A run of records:
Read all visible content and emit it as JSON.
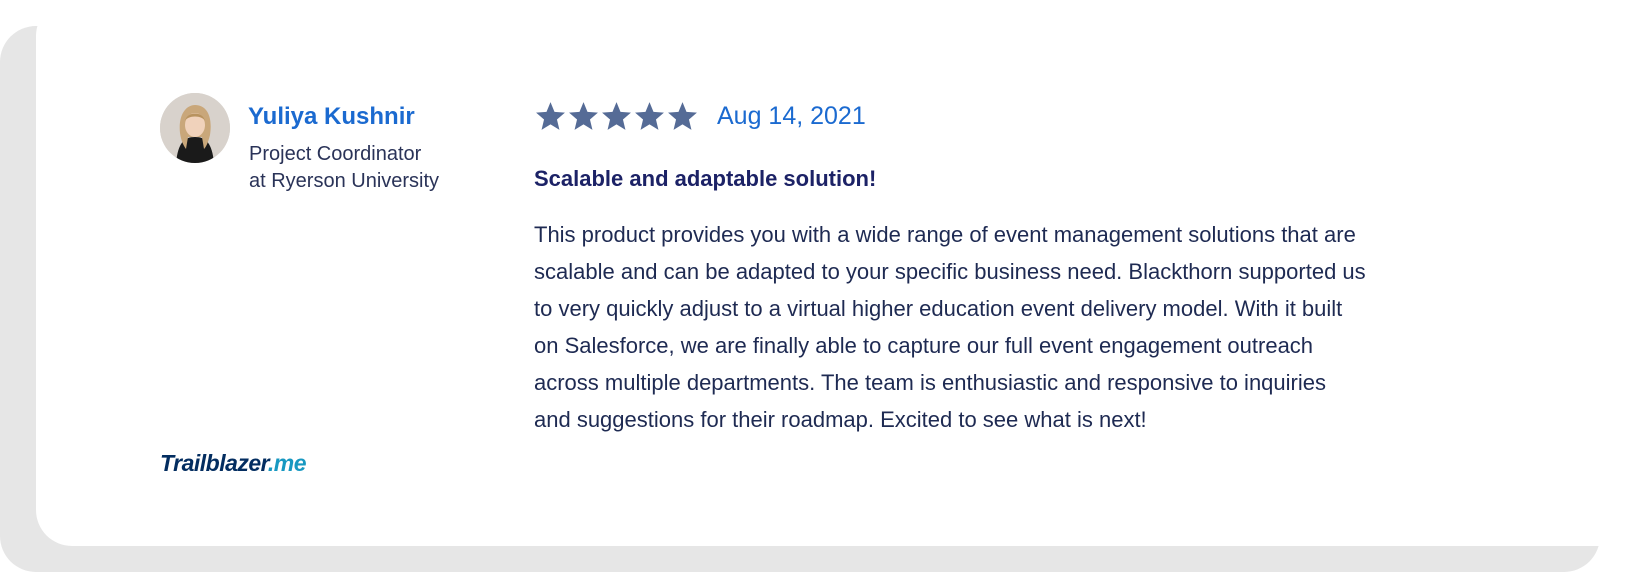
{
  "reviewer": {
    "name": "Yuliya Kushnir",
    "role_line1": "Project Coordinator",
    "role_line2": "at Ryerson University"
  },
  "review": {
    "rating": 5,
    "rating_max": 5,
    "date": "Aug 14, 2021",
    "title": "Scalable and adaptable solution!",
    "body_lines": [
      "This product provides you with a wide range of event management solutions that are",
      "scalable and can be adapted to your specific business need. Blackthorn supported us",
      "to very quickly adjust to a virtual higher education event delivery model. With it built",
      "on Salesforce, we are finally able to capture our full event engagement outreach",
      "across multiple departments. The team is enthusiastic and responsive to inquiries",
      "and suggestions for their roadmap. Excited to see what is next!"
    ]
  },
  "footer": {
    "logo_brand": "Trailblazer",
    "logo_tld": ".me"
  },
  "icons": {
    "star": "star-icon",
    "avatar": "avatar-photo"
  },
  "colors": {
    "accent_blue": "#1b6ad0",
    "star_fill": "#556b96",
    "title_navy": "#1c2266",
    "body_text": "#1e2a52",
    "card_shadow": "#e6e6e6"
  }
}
==
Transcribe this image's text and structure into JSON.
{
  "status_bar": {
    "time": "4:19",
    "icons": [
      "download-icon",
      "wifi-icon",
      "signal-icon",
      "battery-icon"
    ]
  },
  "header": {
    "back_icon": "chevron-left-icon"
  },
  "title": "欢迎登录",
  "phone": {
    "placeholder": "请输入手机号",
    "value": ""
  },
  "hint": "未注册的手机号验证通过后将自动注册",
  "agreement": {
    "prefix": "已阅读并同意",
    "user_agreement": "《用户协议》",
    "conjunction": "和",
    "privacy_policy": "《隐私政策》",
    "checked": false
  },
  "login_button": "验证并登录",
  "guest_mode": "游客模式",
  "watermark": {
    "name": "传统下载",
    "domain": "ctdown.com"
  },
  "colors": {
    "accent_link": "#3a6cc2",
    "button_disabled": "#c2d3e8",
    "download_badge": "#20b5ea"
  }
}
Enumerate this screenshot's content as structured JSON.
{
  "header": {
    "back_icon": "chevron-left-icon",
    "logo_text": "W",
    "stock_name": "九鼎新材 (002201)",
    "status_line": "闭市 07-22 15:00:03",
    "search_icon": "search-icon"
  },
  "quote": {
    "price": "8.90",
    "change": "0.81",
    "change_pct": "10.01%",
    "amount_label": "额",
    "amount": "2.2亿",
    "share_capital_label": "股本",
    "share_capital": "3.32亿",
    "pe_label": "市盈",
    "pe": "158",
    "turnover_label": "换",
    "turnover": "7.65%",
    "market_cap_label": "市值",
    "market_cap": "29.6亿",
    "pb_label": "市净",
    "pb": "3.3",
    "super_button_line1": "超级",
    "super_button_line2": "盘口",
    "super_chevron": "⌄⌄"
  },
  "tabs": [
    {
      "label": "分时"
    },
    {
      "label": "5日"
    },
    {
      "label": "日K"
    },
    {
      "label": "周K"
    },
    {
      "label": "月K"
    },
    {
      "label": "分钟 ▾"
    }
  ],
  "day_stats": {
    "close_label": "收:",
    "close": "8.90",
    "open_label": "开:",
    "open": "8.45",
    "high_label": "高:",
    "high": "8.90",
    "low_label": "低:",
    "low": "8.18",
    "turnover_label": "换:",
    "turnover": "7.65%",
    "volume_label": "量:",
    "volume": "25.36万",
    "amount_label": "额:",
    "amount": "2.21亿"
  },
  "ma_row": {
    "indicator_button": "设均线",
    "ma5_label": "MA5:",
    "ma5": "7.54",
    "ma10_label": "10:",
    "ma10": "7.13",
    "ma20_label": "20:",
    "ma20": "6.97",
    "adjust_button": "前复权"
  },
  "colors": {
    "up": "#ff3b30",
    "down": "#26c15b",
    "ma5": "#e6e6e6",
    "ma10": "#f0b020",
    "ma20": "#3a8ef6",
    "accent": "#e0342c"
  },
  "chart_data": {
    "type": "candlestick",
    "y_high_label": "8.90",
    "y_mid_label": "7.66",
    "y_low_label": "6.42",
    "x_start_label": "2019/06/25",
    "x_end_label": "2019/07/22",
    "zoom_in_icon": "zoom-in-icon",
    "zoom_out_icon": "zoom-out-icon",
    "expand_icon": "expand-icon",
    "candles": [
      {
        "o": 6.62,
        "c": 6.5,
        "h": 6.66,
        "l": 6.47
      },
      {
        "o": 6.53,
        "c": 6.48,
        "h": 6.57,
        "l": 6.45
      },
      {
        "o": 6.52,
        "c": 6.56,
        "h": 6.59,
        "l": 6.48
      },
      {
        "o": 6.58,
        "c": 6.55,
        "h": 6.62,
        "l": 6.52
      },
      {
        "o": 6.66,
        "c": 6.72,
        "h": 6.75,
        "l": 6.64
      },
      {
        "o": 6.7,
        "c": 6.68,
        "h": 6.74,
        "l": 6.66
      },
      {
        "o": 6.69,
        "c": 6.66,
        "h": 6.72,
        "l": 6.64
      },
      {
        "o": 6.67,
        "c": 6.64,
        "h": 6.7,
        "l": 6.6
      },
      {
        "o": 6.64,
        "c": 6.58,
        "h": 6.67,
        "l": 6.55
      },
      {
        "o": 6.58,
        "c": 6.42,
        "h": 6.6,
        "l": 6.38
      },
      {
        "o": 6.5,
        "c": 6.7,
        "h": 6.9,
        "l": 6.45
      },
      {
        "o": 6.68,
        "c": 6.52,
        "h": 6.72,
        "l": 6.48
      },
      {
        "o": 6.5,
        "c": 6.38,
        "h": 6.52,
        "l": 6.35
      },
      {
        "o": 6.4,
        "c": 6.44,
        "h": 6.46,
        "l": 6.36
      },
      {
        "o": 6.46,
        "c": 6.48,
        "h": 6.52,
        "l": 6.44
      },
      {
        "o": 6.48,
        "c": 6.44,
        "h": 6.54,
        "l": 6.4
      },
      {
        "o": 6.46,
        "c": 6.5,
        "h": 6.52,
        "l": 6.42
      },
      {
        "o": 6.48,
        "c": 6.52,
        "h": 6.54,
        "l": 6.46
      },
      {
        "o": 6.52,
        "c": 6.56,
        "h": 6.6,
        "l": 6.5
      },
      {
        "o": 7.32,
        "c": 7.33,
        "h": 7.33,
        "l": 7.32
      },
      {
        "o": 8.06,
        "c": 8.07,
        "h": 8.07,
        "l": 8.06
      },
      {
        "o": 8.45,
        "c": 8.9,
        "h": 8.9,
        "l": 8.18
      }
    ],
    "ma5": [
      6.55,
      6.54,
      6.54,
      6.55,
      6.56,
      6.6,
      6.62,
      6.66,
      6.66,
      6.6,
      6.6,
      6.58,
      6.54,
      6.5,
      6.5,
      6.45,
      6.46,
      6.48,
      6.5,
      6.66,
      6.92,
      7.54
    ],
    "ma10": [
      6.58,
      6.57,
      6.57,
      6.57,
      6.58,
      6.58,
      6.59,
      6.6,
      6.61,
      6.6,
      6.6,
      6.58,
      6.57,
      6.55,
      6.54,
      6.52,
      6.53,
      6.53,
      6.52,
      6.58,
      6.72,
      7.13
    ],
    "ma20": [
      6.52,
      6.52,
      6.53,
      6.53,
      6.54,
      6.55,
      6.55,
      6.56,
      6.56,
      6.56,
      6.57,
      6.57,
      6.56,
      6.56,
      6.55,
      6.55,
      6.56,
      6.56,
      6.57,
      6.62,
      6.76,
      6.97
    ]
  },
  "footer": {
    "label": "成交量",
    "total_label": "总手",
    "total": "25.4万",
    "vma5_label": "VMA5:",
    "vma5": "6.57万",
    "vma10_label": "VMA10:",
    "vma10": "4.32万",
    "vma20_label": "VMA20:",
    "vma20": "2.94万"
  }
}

(Problem to work on):
Return each line with "content".

(Correct answer):
Read all visible content and emit it as JSON.
Enumerate this screenshot's content as structured JSON.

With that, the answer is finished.